__Set exercise__:
Wherever the string "name" appears in a line, extract that line.

· · · ·

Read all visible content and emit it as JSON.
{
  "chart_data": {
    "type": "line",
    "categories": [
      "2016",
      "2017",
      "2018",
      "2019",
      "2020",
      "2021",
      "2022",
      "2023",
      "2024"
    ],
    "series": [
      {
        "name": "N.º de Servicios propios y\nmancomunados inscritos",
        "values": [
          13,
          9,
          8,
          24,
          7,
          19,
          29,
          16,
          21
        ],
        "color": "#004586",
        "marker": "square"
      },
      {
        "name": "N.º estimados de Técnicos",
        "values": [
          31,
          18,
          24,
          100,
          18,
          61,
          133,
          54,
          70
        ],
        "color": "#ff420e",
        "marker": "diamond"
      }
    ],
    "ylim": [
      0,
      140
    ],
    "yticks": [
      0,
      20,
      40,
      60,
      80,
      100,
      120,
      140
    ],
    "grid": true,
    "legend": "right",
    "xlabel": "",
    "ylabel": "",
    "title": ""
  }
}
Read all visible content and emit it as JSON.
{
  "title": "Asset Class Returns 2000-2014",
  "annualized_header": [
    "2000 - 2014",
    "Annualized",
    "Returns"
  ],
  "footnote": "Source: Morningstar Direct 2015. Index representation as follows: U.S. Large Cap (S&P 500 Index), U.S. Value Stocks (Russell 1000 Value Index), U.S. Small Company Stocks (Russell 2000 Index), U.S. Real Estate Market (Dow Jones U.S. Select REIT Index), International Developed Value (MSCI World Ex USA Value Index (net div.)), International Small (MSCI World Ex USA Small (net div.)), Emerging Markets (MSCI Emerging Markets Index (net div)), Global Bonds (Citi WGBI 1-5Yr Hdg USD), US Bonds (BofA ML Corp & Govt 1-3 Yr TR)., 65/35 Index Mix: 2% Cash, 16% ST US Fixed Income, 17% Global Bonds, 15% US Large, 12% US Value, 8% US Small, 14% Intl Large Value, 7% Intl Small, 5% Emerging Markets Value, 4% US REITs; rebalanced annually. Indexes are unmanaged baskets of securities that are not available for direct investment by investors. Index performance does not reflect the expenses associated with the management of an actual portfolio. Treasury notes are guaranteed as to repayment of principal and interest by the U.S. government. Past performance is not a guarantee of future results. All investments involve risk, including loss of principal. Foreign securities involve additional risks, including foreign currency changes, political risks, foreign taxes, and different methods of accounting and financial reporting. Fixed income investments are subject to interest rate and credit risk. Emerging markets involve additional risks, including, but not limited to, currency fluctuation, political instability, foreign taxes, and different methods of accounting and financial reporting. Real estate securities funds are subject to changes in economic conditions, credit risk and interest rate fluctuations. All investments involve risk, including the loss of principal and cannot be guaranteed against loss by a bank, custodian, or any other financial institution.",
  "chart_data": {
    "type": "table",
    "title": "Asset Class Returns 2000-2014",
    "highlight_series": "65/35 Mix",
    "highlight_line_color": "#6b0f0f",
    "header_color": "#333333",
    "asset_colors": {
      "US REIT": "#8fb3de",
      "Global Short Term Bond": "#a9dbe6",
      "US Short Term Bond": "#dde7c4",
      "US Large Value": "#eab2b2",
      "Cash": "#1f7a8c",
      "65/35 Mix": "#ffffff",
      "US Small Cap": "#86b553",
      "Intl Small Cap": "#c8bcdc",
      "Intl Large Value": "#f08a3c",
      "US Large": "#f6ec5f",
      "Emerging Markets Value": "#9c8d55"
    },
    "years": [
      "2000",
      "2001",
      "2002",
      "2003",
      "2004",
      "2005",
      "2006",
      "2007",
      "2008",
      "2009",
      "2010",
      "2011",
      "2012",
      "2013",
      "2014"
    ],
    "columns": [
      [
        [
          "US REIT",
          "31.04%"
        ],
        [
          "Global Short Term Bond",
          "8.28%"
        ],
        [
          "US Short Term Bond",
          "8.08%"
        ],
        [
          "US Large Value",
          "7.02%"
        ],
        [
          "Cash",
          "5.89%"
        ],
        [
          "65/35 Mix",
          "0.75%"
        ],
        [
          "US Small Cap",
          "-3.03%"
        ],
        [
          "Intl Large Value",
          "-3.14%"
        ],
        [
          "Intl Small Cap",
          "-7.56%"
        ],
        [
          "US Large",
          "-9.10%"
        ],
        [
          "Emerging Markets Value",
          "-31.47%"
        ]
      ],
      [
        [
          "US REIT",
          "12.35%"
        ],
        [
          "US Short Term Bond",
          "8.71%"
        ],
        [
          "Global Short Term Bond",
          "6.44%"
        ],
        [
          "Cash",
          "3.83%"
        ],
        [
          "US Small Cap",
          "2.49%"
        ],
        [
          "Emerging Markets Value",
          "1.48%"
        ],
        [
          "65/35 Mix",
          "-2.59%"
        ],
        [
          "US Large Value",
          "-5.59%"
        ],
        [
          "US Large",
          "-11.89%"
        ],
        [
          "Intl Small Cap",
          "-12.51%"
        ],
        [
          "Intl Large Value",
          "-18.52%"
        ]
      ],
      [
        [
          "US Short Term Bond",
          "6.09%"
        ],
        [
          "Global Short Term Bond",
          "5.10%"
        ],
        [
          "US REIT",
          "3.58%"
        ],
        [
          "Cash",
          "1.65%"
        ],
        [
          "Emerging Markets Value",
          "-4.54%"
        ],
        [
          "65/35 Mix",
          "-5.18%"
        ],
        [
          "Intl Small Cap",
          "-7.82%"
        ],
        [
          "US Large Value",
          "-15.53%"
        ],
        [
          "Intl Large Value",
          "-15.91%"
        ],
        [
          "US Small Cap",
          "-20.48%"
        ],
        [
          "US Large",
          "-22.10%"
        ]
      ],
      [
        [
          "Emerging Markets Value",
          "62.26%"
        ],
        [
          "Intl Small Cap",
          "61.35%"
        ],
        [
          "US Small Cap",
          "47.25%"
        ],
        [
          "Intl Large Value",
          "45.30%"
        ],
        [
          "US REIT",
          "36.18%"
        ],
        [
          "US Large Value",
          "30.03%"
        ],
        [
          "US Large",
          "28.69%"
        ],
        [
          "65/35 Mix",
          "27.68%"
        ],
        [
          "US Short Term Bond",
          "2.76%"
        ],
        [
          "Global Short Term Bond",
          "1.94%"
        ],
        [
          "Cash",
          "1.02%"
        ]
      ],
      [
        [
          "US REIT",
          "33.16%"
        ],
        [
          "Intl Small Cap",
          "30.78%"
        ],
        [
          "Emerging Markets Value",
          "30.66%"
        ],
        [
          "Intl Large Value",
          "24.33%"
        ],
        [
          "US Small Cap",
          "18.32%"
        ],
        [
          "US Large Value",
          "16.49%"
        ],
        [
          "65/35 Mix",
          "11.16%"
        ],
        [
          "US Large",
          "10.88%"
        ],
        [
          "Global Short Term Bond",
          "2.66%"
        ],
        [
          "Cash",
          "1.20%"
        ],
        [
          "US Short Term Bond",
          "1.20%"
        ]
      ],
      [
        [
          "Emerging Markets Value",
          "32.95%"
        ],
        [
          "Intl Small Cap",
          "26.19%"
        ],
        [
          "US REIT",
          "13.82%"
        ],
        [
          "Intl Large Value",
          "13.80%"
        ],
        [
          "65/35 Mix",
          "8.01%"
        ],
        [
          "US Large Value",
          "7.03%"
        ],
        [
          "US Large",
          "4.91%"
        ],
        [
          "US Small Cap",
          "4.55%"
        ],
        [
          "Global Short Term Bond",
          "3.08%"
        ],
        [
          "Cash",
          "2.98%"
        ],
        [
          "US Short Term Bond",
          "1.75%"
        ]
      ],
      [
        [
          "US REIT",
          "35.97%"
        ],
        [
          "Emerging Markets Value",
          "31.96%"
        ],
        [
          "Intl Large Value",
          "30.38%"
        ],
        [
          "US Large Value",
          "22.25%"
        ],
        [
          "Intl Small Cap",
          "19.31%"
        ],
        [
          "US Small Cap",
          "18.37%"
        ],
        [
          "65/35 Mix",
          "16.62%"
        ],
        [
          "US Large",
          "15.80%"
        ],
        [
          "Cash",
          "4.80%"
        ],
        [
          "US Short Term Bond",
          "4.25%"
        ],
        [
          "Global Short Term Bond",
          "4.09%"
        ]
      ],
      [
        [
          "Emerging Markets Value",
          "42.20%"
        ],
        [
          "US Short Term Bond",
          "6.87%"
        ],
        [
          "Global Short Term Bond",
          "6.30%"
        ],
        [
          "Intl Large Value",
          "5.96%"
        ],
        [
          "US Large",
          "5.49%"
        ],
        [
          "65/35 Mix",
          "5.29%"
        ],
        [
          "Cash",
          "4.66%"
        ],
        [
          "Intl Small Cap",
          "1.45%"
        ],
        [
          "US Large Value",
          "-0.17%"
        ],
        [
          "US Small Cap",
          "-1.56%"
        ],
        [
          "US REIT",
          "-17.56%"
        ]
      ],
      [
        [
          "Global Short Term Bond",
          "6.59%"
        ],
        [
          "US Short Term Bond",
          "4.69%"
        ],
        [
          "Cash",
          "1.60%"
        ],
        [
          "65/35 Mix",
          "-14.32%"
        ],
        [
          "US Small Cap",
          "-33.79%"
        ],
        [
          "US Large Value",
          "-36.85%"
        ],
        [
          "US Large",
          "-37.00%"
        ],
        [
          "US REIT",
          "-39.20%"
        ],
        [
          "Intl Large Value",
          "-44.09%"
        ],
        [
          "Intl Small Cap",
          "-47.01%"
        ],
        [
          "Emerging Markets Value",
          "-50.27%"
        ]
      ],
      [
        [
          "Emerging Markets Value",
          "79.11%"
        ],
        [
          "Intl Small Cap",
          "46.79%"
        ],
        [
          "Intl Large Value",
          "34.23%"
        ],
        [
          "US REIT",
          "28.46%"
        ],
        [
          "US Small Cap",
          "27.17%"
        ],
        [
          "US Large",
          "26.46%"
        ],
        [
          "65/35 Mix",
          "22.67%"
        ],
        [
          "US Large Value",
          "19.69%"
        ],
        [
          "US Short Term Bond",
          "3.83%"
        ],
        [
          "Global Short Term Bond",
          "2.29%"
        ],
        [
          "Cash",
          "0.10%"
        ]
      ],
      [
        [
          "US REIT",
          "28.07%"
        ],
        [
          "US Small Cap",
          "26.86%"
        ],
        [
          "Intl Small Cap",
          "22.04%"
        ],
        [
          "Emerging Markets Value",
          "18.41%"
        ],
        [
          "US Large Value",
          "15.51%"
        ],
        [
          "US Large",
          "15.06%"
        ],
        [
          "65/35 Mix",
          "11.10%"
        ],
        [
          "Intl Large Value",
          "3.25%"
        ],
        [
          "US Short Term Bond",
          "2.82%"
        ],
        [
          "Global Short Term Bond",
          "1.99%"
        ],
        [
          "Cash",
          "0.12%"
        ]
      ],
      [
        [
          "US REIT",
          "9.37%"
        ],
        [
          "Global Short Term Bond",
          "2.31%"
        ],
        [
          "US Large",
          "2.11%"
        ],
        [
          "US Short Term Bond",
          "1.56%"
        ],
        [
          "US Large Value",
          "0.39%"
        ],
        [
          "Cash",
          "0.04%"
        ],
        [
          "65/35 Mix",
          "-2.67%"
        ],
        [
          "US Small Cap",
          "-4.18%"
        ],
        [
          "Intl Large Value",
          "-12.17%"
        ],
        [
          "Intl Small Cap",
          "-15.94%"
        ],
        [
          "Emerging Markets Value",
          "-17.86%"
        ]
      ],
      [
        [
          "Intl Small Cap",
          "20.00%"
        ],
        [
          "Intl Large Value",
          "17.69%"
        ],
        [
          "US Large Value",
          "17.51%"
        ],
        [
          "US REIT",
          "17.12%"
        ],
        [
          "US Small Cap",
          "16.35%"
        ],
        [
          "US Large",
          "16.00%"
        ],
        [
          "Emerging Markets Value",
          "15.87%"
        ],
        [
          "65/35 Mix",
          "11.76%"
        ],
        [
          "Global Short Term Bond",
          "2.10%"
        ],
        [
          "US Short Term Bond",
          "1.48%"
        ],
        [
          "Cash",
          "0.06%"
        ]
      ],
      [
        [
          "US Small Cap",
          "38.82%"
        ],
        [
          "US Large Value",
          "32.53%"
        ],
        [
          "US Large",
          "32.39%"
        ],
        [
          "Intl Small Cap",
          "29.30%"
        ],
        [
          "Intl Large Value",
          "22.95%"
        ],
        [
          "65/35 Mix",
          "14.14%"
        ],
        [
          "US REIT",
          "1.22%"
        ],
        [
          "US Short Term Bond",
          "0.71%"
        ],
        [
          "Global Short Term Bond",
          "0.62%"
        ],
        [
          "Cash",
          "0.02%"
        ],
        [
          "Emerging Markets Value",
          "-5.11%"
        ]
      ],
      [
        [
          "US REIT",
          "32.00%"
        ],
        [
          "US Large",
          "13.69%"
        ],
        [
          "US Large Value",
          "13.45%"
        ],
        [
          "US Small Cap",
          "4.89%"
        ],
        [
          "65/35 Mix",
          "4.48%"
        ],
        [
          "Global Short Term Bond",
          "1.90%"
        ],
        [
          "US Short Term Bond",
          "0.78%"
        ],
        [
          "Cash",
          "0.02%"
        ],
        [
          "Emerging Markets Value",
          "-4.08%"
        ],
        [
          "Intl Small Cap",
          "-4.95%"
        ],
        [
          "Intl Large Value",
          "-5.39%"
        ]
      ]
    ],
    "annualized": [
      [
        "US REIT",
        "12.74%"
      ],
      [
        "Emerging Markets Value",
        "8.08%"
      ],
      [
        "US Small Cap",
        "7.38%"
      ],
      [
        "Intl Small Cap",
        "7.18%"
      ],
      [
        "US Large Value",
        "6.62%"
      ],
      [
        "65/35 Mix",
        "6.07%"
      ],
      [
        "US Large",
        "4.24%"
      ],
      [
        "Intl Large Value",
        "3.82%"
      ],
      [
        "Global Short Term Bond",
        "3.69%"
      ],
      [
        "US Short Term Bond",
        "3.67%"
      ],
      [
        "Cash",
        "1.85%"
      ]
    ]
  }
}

· · · ·

__Answer below__:
        "name": "N.º de Servicios propios y\nmancomunados inscritos",
        "name": "N.º estimados de Técnicos",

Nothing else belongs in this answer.